>>>
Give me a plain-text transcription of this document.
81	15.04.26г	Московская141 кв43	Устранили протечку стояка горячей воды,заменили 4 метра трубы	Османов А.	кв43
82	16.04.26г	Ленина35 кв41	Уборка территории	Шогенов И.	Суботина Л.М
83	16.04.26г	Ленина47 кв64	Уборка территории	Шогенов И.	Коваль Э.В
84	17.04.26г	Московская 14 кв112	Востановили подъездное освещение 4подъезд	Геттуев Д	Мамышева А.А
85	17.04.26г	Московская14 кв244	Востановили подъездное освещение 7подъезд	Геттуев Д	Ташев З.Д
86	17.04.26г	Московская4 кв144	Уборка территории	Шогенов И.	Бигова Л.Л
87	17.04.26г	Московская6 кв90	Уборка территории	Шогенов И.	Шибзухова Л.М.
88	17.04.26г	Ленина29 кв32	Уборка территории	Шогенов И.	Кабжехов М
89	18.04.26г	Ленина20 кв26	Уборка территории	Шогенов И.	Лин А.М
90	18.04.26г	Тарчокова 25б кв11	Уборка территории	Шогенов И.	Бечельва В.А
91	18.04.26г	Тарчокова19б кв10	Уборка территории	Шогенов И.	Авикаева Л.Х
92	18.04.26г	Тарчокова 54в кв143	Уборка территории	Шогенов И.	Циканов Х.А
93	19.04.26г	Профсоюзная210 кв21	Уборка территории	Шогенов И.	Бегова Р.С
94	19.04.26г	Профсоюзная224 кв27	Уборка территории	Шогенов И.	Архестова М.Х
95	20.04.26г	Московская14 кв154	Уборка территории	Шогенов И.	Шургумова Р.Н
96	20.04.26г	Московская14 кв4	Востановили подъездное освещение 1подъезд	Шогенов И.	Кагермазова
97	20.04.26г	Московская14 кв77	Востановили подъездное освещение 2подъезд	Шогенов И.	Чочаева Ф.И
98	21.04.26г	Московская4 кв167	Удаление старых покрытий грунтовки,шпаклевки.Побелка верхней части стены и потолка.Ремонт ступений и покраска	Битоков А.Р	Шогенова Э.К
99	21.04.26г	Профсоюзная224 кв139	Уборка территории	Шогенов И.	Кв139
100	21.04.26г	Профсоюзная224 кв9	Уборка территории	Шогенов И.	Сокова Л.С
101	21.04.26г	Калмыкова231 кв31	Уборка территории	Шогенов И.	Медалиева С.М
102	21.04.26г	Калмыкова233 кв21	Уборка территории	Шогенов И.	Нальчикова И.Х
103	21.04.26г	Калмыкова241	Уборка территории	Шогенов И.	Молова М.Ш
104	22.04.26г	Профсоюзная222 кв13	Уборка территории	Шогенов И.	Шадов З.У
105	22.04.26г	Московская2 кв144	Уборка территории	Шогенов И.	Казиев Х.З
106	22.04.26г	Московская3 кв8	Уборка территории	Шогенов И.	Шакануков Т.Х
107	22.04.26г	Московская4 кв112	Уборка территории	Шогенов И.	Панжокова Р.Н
<<<
>>>
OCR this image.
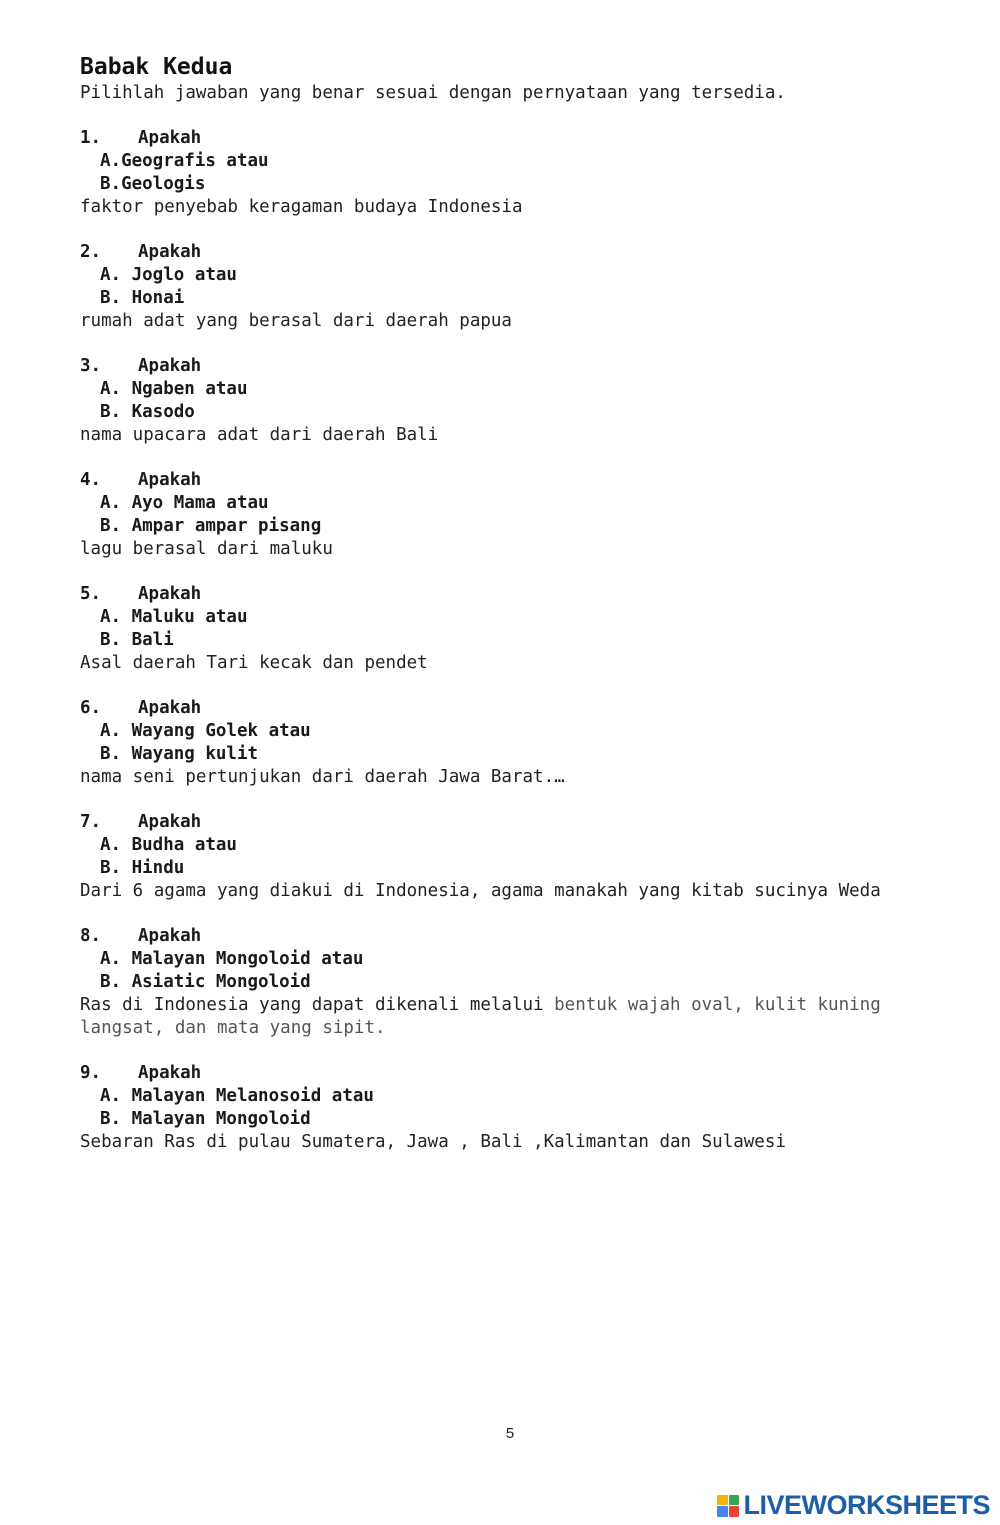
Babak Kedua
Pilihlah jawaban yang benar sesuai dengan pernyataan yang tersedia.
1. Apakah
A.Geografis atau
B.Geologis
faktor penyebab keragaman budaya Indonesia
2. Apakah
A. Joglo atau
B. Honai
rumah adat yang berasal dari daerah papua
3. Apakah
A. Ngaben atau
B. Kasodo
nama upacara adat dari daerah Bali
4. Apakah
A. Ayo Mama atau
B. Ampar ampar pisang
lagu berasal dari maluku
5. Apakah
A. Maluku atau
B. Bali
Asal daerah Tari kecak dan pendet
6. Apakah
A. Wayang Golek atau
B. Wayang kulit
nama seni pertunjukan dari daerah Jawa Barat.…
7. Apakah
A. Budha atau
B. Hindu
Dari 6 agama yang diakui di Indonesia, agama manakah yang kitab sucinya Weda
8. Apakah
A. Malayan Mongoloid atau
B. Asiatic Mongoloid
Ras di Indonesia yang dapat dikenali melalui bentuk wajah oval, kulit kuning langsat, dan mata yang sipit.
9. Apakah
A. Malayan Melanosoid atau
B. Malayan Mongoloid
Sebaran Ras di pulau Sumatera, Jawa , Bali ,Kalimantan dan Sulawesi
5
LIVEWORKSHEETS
<<<
Given problem: Select every line in the records above that contains the word "atau".

Exercise output:
A.Geografis atau
A. Joglo atau
A. Ngaben atau
A. Ayo Mama atau
A. Maluku atau
A. Wayang Golek atau
A. Budha atau
A. Malayan Mongoloid atau
A. Malayan Melanosoid atau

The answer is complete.